▶ _WHAT TO WORK ON_: Count how many lines have the word "color" in them. Reply with that number by itself.

▶ _TASK MATERIAL_:
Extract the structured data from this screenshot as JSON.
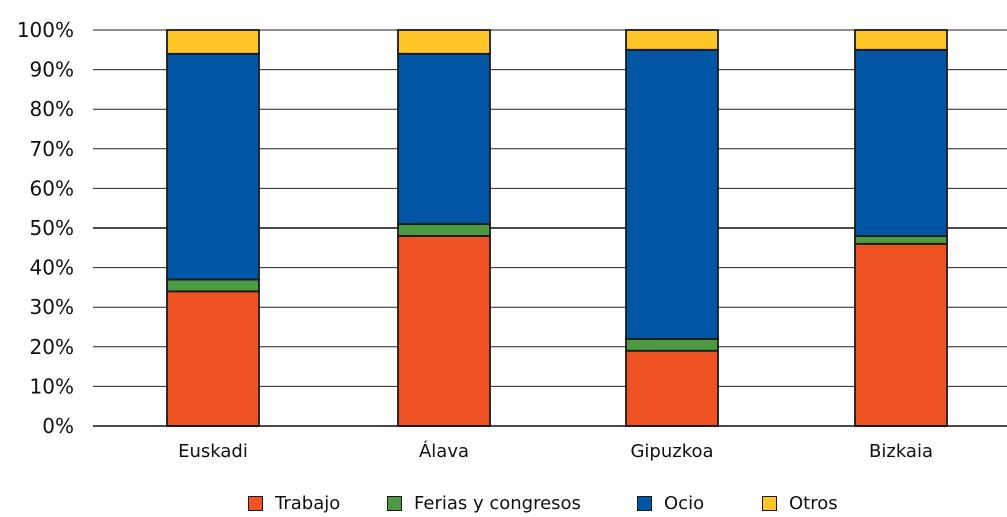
{
  "chart_data": {
    "type": "bar",
    "stacked": true,
    "categories": [
      "Euskadi",
      "Álava",
      "Gipuzkoa",
      "Bizkaia"
    ],
    "series": [
      {
        "name": "Trabajo",
        "color": "#ef5324",
        "values": [
          34,
          48,
          19,
          46
        ]
      },
      {
        "name": "Ferias y congresos",
        "color": "#4e9a43",
        "values": [
          3,
          3,
          3,
          2
        ]
      },
      {
        "name": "Ocio",
        "color": "#0055a5",
        "values": [
          57,
          43,
          73,
          47
        ]
      },
      {
        "name": "Otros",
        "color": "#ffc425",
        "values": [
          6,
          6,
          5,
          5
        ]
      }
    ],
    "yticks": [
      "0%",
      "10%",
      "20%",
      "30%",
      "40%",
      "50%",
      "60%",
      "70%",
      "80%",
      "90%",
      "100%"
    ],
    "ylim": [
      0,
      100
    ],
    "grid": true,
    "legend_position": "bottom"
  }
}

▶ _EXPECTED OUTPUT_: 4